§ What you have to do: Repeat the listing in full. Nothing may be added or left out.

§ Material shown:
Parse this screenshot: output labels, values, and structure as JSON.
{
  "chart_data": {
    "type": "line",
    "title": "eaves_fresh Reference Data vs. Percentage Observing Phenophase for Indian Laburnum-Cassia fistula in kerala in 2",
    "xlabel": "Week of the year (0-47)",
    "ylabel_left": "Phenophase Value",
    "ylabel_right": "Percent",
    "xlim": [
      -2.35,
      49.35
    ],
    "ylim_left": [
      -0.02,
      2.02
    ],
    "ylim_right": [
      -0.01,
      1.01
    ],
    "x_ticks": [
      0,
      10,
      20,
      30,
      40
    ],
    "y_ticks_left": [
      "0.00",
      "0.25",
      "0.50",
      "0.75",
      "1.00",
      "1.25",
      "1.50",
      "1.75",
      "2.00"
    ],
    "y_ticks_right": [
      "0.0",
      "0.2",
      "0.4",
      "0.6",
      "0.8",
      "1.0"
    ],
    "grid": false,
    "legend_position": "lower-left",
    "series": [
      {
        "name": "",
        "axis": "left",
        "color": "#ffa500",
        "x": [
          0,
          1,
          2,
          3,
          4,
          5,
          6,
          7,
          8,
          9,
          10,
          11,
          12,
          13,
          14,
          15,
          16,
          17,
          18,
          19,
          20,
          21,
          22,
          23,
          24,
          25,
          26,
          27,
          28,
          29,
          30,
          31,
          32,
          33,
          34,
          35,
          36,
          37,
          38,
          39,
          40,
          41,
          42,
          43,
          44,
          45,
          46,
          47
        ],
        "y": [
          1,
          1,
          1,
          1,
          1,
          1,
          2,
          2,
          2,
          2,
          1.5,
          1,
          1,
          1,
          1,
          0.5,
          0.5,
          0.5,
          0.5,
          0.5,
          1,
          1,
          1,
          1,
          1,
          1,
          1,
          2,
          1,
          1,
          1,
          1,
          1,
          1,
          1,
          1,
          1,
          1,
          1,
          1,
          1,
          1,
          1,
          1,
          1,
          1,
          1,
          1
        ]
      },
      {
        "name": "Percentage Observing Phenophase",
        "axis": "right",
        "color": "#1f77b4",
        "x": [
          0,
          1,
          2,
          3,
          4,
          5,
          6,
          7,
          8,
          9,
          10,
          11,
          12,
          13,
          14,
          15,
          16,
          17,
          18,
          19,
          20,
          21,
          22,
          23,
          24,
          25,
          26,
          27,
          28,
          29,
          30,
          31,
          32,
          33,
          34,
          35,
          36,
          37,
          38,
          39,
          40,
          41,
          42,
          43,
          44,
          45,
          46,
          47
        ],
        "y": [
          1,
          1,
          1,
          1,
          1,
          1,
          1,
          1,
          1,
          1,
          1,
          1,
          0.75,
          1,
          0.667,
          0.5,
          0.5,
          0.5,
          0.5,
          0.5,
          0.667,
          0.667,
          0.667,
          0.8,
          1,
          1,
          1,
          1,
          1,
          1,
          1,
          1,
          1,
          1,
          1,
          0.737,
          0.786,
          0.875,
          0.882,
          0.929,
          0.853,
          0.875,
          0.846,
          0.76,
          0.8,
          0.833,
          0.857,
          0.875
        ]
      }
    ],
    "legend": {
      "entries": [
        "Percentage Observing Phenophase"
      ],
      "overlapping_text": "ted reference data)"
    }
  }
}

§ Answer for this exercise:
Parse this screenshot: output labels, values, and structure as JSON.
{
  "chart_data": {
    "type": "line",
    "title": "eaves_fresh Reference Data vs. Percentage Observing Phenophase for Indian Laburnum-Cassia fistula in kerala in 2",
    "xlabel": "Week of the year (0-47)",
    "ylabel_left": "Phenophase Value",
    "ylabel_right": "Percent",
    "xlim": [
      -2.35,
      49.35
    ],
    "ylim_left": [
      -0.02,
      2.02
    ],
    "ylim_right": [
      -0.01,
      1.01
    ],
    "x_ticks": [
      0,
      10,
      20,
      30,
      40
    ],
    "y_ticks_left": [
      "0.00",
      "0.25",
      "0.50",
      "0.75",
      "1.00",
      "1.25",
      "1.50",
      "1.75",
      "2.00"
    ],
    "y_ticks_right": [
      "0.0",
      "0.2",
      "0.4",
      "0.6",
      "0.8",
      "1.0"
    ],
    "grid": false,
    "legend_position": "lower-left",
    "series": [
      {
        "name": "",
        "axis": "left",
        "color": "#ffa500",
        "x": [
          0,
          1,
          2,
          3,
          4,
          5,
          6,
          7,
          8,
          9,
          10,
          11,
          12,
          13,
          14,
          15,
          16,
          17,
          18,
          19,
          20,
          21,
          22,
          23,
          24,
          25,
          26,
          27,
          28,
          29,
          30,
          31,
          32,
          33,
          34,
          35,
          36,
          37,
          38,
          39,
          40,
          41,
          42,
          43,
          44,
          45,
          46,
          47
        ],
        "y": [
          1,
          1,
          1,
          1,
          1,
          1,
          2,
          2,
          2,
          2,
          1.5,
          1,
          1,
          1,
          1,
          0.5,
          0.5,
          0.5,
          0.5,
          0.5,
          1,
          1,
          1,
          1,
          1,
          1,
          1,
          2,
          1,
          1,
          1,
          1,
          1,
          1,
          1,
          1,
          1,
          1,
          1,
          1,
          1,
          1,
          1,
          1,
          1,
          1,
          1,
          1
        ]
      },
      {
        "name": "Percentage Observing Phenophase",
        "axis": "right",
        "color": "#1f77b4",
        "x": [
          0,
          1,
          2,
          3,
          4,
          5,
          6,
          7,
          8,
          9,
          10,
          11,
          12,
          13,
          14,
          15,
          16,
          17,
          18,
          19,
          20,
          21,
          22,
          23,
          24,
          25,
          26,
          27,
          28,
          29,
          30,
          31,
          32,
          33,
          34,
          35,
          36,
          37,
          38,
          39,
          40,
          41,
          42,
          43,
          44,
          45,
          46,
          47
        ],
        "y": [
          1,
          1,
          1,
          1,
          1,
          1,
          1,
          1,
          1,
          1,
          1,
          1,
          0.75,
          1,
          0.667,
          0.5,
          0.5,
          0.5,
          0.5,
          0.5,
          0.667,
          0.667,
          0.667,
          0.8,
          1,
          1,
          1,
          1,
          1,
          1,
          1,
          1,
          1,
          1,
          1,
          0.737,
          0.786,
          0.875,
          0.882,
          0.929,
          0.853,
          0.875,
          0.846,
          0.76,
          0.8,
          0.833,
          0.857,
          0.875
        ]
      }
    ],
    "legend": {
      "entries": [
        "Percentage Observing Phenophase"
      ],
      "overlapping_text": "ted reference data)"
    }
  }
}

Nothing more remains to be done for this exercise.